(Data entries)
_____

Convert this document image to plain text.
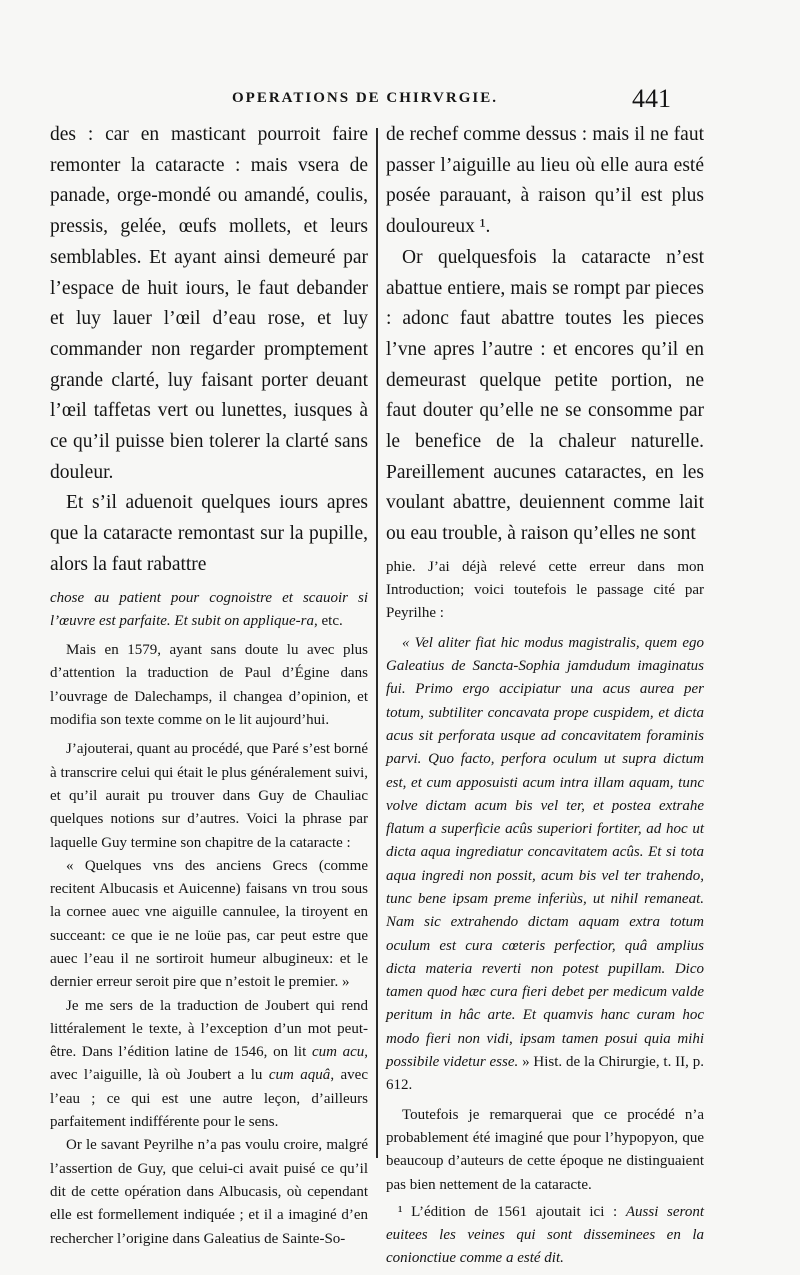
OPERATIONS DE CHIRVRGIE.	441

des : car en masticant pourroit faire remonter la cataracte : mais vsera de panade, orge-mondé ou amandé, coulis, pressis, gelée, œufs mollets, et leurs semblables. Et ayant ainsi demeuré par l’espace de huit iours, le faut debander et luy lauer l’œil d’eau rose, et luy commander non regarder promptement grande clarté, luy faisant porter deuant l’œil taffetas vert ou lunettes, iusques à ce qu’il puisse bien tolerer la clarté sans douleur.

Et s’il aduenoit quelques iours apres que la cataracte remontast sur la pupille, alors la faut rabattre

chose au patient pour cognoistre et scauoir si l’œuvre est parfaite. Et subit on applique-ra, etc.

Mais en 1579, ayant sans doute lu avec plus d’attention la traduction de Paul d’Égine dans l’ouvrage de Dalechamps, il changea d’opinion, et modifia son texte comme on le lit aujourd’hui.

J’ajouterai, quant au procédé, que Paré s’est borné à transcrire celui qui était le plus généralement suivi, et qu’il aurait pu trouver dans Guy de Chauliac quelques notions sur d’autres. Voici la phrase par laquelle Guy termine son chapitre de la cataracte :

« Quelques vns des anciens Grecs (comme recitent Albucasis et Auicenne) faisans vn trou sous la cornee auec vne aiguille cannulee, la tiroyent en succeant: ce que ie ne loüe pas, car peut estre que auec l’eau il ne sortiroit humeur albugineux: et le dernier erreur seroit pire que n’estoit le premier. »

Je me sers de la traduction de Joubert qui rend littéralement le texte, à l’exception d’un mot peut-être. Dans l’édition latine de 1546, on lit cum acu, avec l’aiguille, là où Joubert a lu cum aquâ, avec l’eau ; ce qui est une autre leçon, d’ailleurs parfaitement indifférente pour le sens.

Or le savant Peyrilhe n’a pas voulu croire, malgré l’assertion de Guy, que celui-ci avait puisé ce qu’il dit de cette opération dans Albucasis, où cependant elle est formellement indiquée ; et il a imaginé d’en rechercher l’origine dans Galeatius de Sainte-So-

de rechef comme dessus : mais il ne faut passer l’aiguille au lieu où elle aura esté posée parauant, à raison qu’il est plus douloureux ¹.

Or quelquesfois la cataracte n’est abattue entiere, mais se rompt par pieces : adonc faut abattre toutes les pieces l’vne apres l’autre : et encores qu’il en demeurast quelque petite portion, ne faut douter qu’elle ne se consomme par le benefice de la chaleur naturelle. Pareillement aucunes cataractes, en les voulant abattre, deuiennent comme lait ou eau trouble, à raison qu’elles ne sont

phie. J’ai déjà relevé cette erreur dans mon Introduction; voici toutefois le passage cité par Peyrilhe :

« Vel aliter fiat hic modus magistralis, quem ego Galeatius de Sancta-Sophia jamdudum imaginatus fui. Primo ergo accipiatur una acus aurea per totum, subtiliter concavata prope cuspidem, et dicta acus sit perforata usque ad concavitatem foraminis parvi. Quo facto, perfora oculum ut supra dictum est, et cum apposuisti acum intra illam aquam, tunc volve dictam acum bis vel ter, et postea extrahe flatum a superficie acûs superiori fortiter, ad hoc ut dicta aqua ingrediatur concavitatem acûs. Et si tota aqua ingredi non possit, acum bis vel ter trahendo, tunc bene ipsam preme inferiùs, ut nihil remaneat. Nam sic extrahendo dictam aquam extra totum oculum est cura cœteris perfectior, quâ amplius dicta materia reverti non potest pupillam. Dico tamen quod hæc cura fieri debet per medicum valde peritum in hâc arte. Et quamvis hanc curam hoc modo fieri non vidi, ipsam tamen posui quia mihi possibile videtur esse. » Hist. de la Chirurgie, t. II, p. 612.

Toutefois je remarquerai que ce procédé n’a probablement été imaginé que pour l’hypopyon, que beaucoup d’auteurs de cette époque ne distinguaient pas bien nettement de la cataracte.

¹ L’édition de 1561 ajoutait ici : Aussi seront euitees les veines qui sont disseminees en la conionctiue comme a esté dit.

_____

### Aim of the task
Retype the data above exactly; pictures are not part of the copy.

### Response for this exercise
Convert this document image to plain text.
OPERATIONS DE CHIRVRGIE.	441

des : car en masticant pourroit faire remonter la cataracte : mais vsera de panade, orge-mondé ou amandé, coulis, pressis, gelée, œufs mollets, et leurs semblables. Et ayant ainsi demeuré par l’espace de huit iours, le faut debander et luy lauer l’œil d’eau rose, et luy commander non regarder promptement grande clarté, luy faisant porter deuant l’œil taffetas vert ou lunettes, iusques à ce qu’il puisse bien tolerer la clarté sans douleur.

Et s’il aduenoit quelques iours apres que la cataracte remontast sur la pupille, alors la faut rabattre

chose au patient pour cognoistre et scauoir si l’œuvre est parfaite. Et subit on applique-ra, etc.

Mais en 1579, ayant sans doute lu avec plus d’attention la traduction de Paul d’Égine dans l’ouvrage de Dalechamps, il changea d’opinion, et modifia son texte comme on le lit aujourd’hui.

J’ajouterai, quant au procédé, que Paré s’est borné à transcrire celui qui était le plus généralement suivi, et qu’il aurait pu trouver dans Guy de Chauliac quelques notions sur d’autres. Voici la phrase par laquelle Guy termine son chapitre de la cataracte :

« Quelques vns des anciens Grecs (comme recitent Albucasis et Auicenne) faisans vn trou sous la cornee auec vne aiguille cannulee, la tiroyent en succeant: ce que ie ne loüe pas, car peut estre que auec l’eau il ne sortiroit humeur albugineux: et le dernier erreur seroit pire que n’estoit le premier. »

Je me sers de la traduction de Joubert qui rend littéralement le texte, à l’exception d’un mot peut-être. Dans l’édition latine de 1546, on lit cum acu, avec l’aiguille, là où Joubert a lu cum aquâ, avec l’eau ; ce qui est une autre leçon, d’ailleurs parfaitement indifférente pour le sens.

Or le savant Peyrilhe n’a pas voulu croire, malgré l’assertion de Guy, que celui-ci avait puisé ce qu’il dit de cette opération dans Albucasis, où cependant elle est formellement indiquée ; et il a imaginé d’en rechercher l’origine dans Galeatius de Sainte-So-

de rechef comme dessus : mais il ne faut passer l’aiguille au lieu où elle aura esté posée parauant, à raison qu’il est plus douloureux ¹.

Or quelquesfois la cataracte n’est abattue entiere, mais se rompt par pieces : adonc faut abattre toutes les pieces l’vne apres l’autre : et encores qu’il en demeurast quelque petite portion, ne faut douter qu’elle ne se consomme par le benefice de la chaleur naturelle. Pareillement aucunes cataractes, en les voulant abattre, deuiennent comme lait ou eau trouble, à raison qu’elles ne sont

phie. J’ai déjà relevé cette erreur dans mon Introduction; voici toutefois le passage cité par Peyrilhe :

« Vel aliter fiat hic modus magistralis, quem ego Galeatius de Sancta-Sophia jamdudum imaginatus fui. Primo ergo accipiatur una acus aurea per totum, subtiliter concavata prope cuspidem, et dicta acus sit perforata usque ad concavitatem foraminis parvi. Quo facto, perfora oculum ut supra dictum est, et cum apposuisti acum intra illam aquam, tunc volve dictam acum bis vel ter, et postea extrahe flatum a superficie acûs superiori fortiter, ad hoc ut dicta aqua ingrediatur concavitatem acûs. Et si tota aqua ingredi non possit, acum bis vel ter trahendo, tunc bene ipsam preme inferiùs, ut nihil remaneat. Nam sic extrahendo dictam aquam extra totum oculum est cura cœteris perfectior, quâ amplius dicta materia reverti non potest pupillam. Dico tamen quod hæc cura fieri debet per medicum valde peritum in hâc arte. Et quamvis hanc curam hoc modo fieri non vidi, ipsam tamen posui quia mihi possibile videtur esse. » Hist. de la Chirurgie, t. II, p. 612.

Toutefois je remarquerai que ce procédé n’a probablement été imaginé que pour l’hypopyon, que beaucoup d’auteurs de cette époque ne distinguaient pas bien nettement de la cataracte.

¹ L’édition de 1561 ajoutait ici : Aussi seront euitees les veines qui sont disseminees en la conionctiue comme a esté dit.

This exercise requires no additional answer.